Start of DATA RECORDS

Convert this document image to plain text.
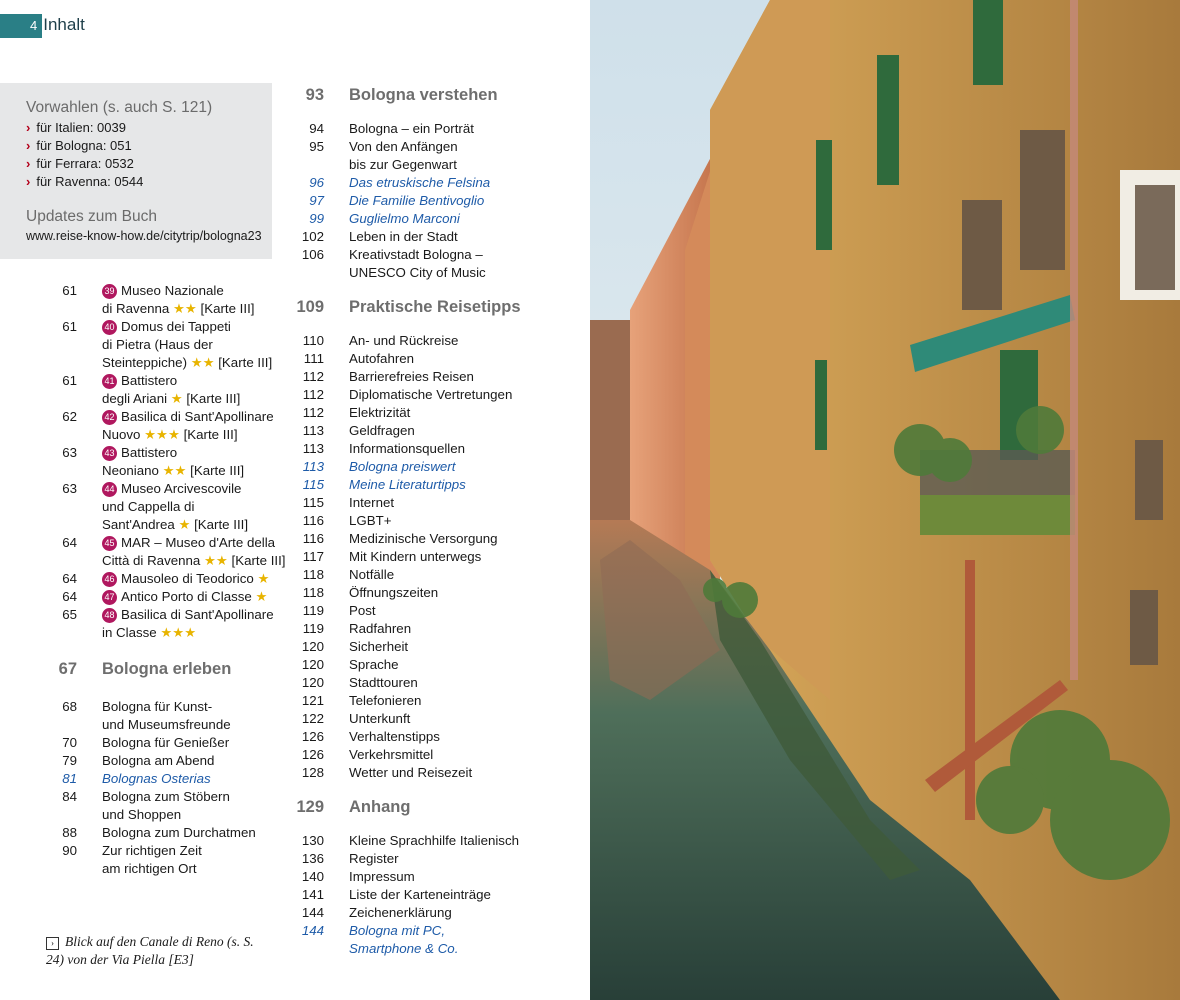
4 Inhalt
Vorwahlen (s. auch S. 121)
› für Italien: 0039
› für Bologna: 051
› für Ferrara: 0532
› für Ravenna: 0544
Updates zum Buch
www.reise-know-how.de/citytrip/bologna23
61	39 Museo Nazionale
di Ravenna ★★ [Karte III]
61	40 Domus dei Tappeti
di Pietra (Haus der
Steinteppiche) ★★ [Karte III]
61	41 Battistero
degli Ariani ★ [Karte III]
62	42 Basilica di Sant'Apollinare
Nuovo ★★★ [Karte III]
63	43 Battistero
Neoniano ★★ [Karte III]
63	44 Museo Arcivescovile
und Cappella di
Sant'Andrea ★ [Karte III]
64	45 MAR – Museo d'Arte della
Città di Ravenna ★★ [Karte III]
64	46 Mausoleo di Teodorico ★
64	47 Antico Porto di Classe ★
65	48 Basilica di Sant'Apollinare
in Classe ★★★
67 Bologna erleben
68 Bologna für Kunst-
und Museumsfreunde
70 Bologna für Genießer
79 Bologna am Abend
81 Bolognas Osterias
84 Bologna zum Stöbern
und Shoppen
88 Bologna zum Durchatmen
90 Zur richtigen Zeit
am richtigen Ort
› Blick auf den Canale di Reno (s. S. 24) von der Via Piella [E3]
93 Bologna verstehen
94 Bologna – ein Porträt
95 Von den Anfängen
bis zur Gegenwart
96 Das etruskische Felsina
97 Die Familie Bentivoglio
99 Guglielmo Marconi
102 Leben in der Stadt
106 Kreativstadt Bologna –
UNESCO City of Music
109 Praktische Reisetipps
110 An- und Rückreise
111 Autofahren
112 Barrierefreies Reisen
112 Diplomatische Vertretungen
112 Elektrizität
113 Geldfragen
113 Informationsquellen
113 Bologna preiswert
115 Meine Literaturtipps
115 Internet
116 LGBT+
116 Medizinische Versorgung
117 Mit Kindern unterwegs
118 Notfälle
118 Öffnungszeiten
119 Post
119 Radfahren
120 Sicherheit
120 Sprache
120 Stadttouren
121 Telefonieren
122 Unterkunft
126 Verhaltenstipps
126 Verkehrsmittel
128 Wetter und Reisezeit
129 Anhang
130 Kleine Sprachhilfe Italienisch
136 Register
140 Impressum
141 Liste der Karteneinträge
144 Zeichenerklärung
144 Bologna mit PC,
Smartphone & Co.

End of DATA RECORDS

DIRECTIVE :: Out of the material above, gather each line where "Museo" appears.

EXERCISE SOLUTION ::
61	39 Museo Nazionale
63	44 Museo Arcivescovile
64	45 MAR – Museo d'Arte della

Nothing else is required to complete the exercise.